__Dataset records__
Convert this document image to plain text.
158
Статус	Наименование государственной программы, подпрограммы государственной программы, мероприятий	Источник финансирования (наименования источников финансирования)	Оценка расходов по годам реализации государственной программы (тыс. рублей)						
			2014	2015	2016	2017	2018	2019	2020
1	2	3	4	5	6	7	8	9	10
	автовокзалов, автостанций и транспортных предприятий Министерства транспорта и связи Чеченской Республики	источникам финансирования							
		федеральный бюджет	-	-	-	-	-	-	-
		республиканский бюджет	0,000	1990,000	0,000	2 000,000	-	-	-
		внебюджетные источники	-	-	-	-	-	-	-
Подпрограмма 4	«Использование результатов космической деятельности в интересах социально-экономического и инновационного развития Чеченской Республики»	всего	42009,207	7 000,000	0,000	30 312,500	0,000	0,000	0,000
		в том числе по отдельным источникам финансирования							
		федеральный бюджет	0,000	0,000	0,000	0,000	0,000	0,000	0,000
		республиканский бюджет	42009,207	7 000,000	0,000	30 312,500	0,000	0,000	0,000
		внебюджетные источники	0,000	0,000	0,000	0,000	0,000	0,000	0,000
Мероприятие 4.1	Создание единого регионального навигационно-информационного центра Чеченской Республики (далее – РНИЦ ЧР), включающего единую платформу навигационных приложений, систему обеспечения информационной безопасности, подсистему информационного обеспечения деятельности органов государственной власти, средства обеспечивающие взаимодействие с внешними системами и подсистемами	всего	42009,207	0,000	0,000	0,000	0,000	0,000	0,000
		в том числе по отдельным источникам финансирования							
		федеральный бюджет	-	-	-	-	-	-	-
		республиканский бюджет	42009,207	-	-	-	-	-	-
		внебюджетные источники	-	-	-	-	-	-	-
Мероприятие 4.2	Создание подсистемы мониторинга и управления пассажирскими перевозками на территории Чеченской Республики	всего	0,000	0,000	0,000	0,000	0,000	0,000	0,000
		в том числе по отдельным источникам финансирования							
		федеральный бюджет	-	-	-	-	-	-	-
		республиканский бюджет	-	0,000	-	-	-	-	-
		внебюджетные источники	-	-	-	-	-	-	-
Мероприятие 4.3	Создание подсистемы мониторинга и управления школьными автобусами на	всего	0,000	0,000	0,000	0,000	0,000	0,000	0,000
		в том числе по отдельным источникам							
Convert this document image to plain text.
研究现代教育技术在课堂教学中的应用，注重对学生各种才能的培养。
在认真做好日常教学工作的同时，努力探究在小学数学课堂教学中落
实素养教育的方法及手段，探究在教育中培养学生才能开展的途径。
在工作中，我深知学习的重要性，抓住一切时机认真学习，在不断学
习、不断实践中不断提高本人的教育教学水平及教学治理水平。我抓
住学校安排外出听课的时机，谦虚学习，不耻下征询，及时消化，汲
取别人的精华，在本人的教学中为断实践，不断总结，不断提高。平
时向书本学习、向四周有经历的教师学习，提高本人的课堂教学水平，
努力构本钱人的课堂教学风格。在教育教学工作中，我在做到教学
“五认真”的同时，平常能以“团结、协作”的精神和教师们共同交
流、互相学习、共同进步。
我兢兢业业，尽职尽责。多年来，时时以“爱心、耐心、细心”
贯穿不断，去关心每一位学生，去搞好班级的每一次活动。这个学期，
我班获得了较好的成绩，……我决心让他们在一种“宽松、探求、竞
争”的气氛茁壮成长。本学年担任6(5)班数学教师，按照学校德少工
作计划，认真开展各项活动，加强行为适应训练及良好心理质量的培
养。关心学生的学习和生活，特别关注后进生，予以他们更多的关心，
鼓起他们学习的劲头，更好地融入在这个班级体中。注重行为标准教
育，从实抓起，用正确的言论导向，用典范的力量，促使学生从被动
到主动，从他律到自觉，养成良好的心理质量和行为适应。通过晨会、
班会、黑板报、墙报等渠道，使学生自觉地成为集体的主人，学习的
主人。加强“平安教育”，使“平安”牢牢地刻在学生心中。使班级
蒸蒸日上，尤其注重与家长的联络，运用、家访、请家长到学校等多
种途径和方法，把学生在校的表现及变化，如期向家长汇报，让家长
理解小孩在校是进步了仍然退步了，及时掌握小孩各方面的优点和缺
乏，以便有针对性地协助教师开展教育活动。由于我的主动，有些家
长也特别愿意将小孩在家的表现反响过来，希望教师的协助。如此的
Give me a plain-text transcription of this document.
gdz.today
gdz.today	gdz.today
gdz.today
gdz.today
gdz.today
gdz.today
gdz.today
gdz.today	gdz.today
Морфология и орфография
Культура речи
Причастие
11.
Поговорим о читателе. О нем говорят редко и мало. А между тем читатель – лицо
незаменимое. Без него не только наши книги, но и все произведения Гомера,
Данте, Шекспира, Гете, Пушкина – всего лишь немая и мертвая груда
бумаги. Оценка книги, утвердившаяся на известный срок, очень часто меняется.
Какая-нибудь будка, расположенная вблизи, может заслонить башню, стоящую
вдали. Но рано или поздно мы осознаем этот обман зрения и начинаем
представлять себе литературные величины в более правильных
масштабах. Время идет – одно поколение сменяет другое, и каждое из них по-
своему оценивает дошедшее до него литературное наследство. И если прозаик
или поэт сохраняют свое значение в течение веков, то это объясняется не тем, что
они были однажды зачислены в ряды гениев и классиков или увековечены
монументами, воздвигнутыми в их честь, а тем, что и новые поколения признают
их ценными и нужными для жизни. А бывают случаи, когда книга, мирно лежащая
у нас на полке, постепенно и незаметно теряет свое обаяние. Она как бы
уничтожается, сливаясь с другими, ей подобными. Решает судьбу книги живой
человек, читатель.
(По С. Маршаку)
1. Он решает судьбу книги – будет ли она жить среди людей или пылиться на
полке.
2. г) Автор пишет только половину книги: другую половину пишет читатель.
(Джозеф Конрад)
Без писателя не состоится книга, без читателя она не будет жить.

__Given instruction__
Please output the entire listing exactly as it stands.

__The reply__
Convert this document image to plain text.
158
Статус	Наименование государственной программы, подпрограммы государственной программы, мероприятий	Источник финансирования (наименования источников финансирования)	Оценка расходов по годам реализации государственной программы (тыс. рублей)						
			2014	2015	2016	2017	2018	2019	2020
1	2	3	4	5	6	7	8	9	10
	автовокзалов, автостанций и транспортных предприятий Министерства транспорта и связи Чеченской Республики	источникам финансирования							
		федеральный бюджет	-	-	-	-	-	-	-
		республиканский бюджет	0,000	1990,000	0,000	2 000,000	-	-	-
		внебюджетные источники	-	-	-	-	-	-	-
Подпрограмма 4	«Использование результатов космической деятельности в интересах социально-экономического и инновационного развития Чеченской Республики»	всего	42009,207	7 000,000	0,000	30 312,500	0,000	0,000	0,000
		в том числе по отдельным источникам финансирования							
		федеральный бюджет	0,000	0,000	0,000	0,000	0,000	0,000	0,000
		республиканский бюджет	42009,207	7 000,000	0,000	30 312,500	0,000	0,000	0,000
		внебюджетные источники	0,000	0,000	0,000	0,000	0,000	0,000	0,000
Мероприятие 4.1	Создание единого регионального навигационно-информационного центра Чеченской Республики (далее – РНИЦ ЧР), включающего единую платформу навигационных приложений, систему обеспечения информационной безопасности, подсистему информационного обеспечения деятельности органов государственной власти, средства обеспечивающие взаимодействие с внешними системами и подсистемами	всего	42009,207	0,000	0,000	0,000	0,000	0,000	0,000
		в том числе по отдельным источникам финансирования							
		федеральный бюджет	-	-	-	-	-	-	-
		республиканский бюджет	42009,207	-	-	-	-	-	-
		внебюджетные источники	-	-	-	-	-	-	-
Мероприятие 4.2	Создание подсистемы мониторинга и управления пассажирскими перевозками на территории Чеченской Республики	всего	0,000	0,000	0,000	0,000	0,000	0,000	0,000
		в том числе по отдельным источникам финансирования							
		федеральный бюджет	-	-	-	-	-	-	-
		республиканский бюджет	-	0,000	-	-	-	-	-
		внебюджетные источники	-	-	-	-	-	-	-
Мероприятие 4.3	Создание подсистемы мониторинга и управления школьными автобусами на	всего	0,000	0,000	0,000	0,000	0,000	0,000	0,000
		в том числе по отдельным источникам							
Convert this document image to plain text.
研究现代教育技术在课堂教学中的应用，注重对学生各种才能的培养。
在认真做好日常教学工作的同时，努力探究在小学数学课堂教学中落
实素养教育的方法及手段，探究在教育中培养学生才能开展的途径。
在工作中，我深知学习的重要性，抓住一切时机认真学习，在不断学
习、不断实践中不断提高本人的教育教学水平及教学治理水平。我抓
住学校安排外出听课的时机，谦虚学习，不耻下征询，及时消化，汲
取别人的精华，在本人的教学中为断实践，不断总结，不断提高。平
时向书本学习、向四周有经历的教师学习，提高本人的课堂教学水平，
努力构本钱人的课堂教学风格。在教育教学工作中，我在做到教学
“五认真”的同时，平常能以“团结、协作”的精神和教师们共同交
流、互相学习、共同进步。
我兢兢业业，尽职尽责。多年来，时时以“爱心、耐心、细心”
贯穿不断，去关心每一位学生，去搞好班级的每一次活动。这个学期，
我班获得了较好的成绩，……我决心让他们在一种“宽松、探求、竞
争”的气氛茁壮成长。本学年担任6(5)班数学教师，按照学校德少工
作计划，认真开展各项活动，加强行为适应训练及良好心理质量的培
养。关心学生的学习和生活，特别关注后进生，予以他们更多的关心，
鼓起他们学习的劲头，更好地融入在这个班级体中。注重行为标准教
育，从实抓起，用正确的言论导向，用典范的力量，促使学生从被动
到主动，从他律到自觉，养成良好的心理质量和行为适应。通过晨会、
班会、黑板报、墙报等渠道，使学生自觉地成为集体的主人，学习的
主人。加强“平安教育”，使“平安”牢牢地刻在学生心中。使班级
蒸蒸日上，尤其注重与家长的联络，运用、家访、请家长到学校等多
种途径和方法，把学生在校的表现及变化，如期向家长汇报，让家长
理解小孩在校是进步了仍然退步了，及时掌握小孩各方面的优点和缺
乏，以便有针对性地协助教师开展教育活动。由于我的主动，有些家
长也特别愿意将小孩在家的表现反响过来，希望教师的协助。如此的
Give me a plain-text transcription of this document.
gdz.today
gdz.today	gdz.today
gdz.today
gdz.today
gdz.today
gdz.today
gdz.today
gdz.today	gdz.today
Морфология и орфография
Культура речи
Причастие
11.
Поговорим о читателе. О нем говорят редко и мало. А между тем читатель – лицо
незаменимое. Без него не только наши книги, но и все произведения Гомера,
Данте, Шекспира, Гете, Пушкина – всего лишь немая и мертвая груда
бумаги. Оценка книги, утвердившаяся на известный срок, очень часто меняется.
Какая-нибудь будка, расположенная вблизи, может заслонить башню, стоящую
вдали. Но рано или поздно мы осознаем этот обман зрения и начинаем
представлять себе литературные величины в более правильных
масштабах. Время идет – одно поколение сменяет другое, и каждое из них по-
своему оценивает дошедшее до него литературное наследство. И если прозаик
или поэт сохраняют свое значение в течение веков, то это объясняется не тем, что
они были однажды зачислены в ряды гениев и классиков или увековечены
монументами, воздвигнутыми в их честь, а тем, что и новые поколения признают
их ценными и нужными для жизни. А бывают случаи, когда книга, мирно лежащая
у нас на полке, постепенно и незаметно теряет свое обаяние. Она как бы
уничтожается, сливаясь с другими, ей подобными. Решает судьбу книги живой
человек, читатель.
(По С. Маршаку)
1. Он решает судьбу книги – будет ли она жить среди людей или пылиться на
полке.
2. г) Автор пишет только половину книги: другую половину пишет читатель.
(Джозеф Конрад)
Без писателя не состоится книга, без читателя она не будет жить.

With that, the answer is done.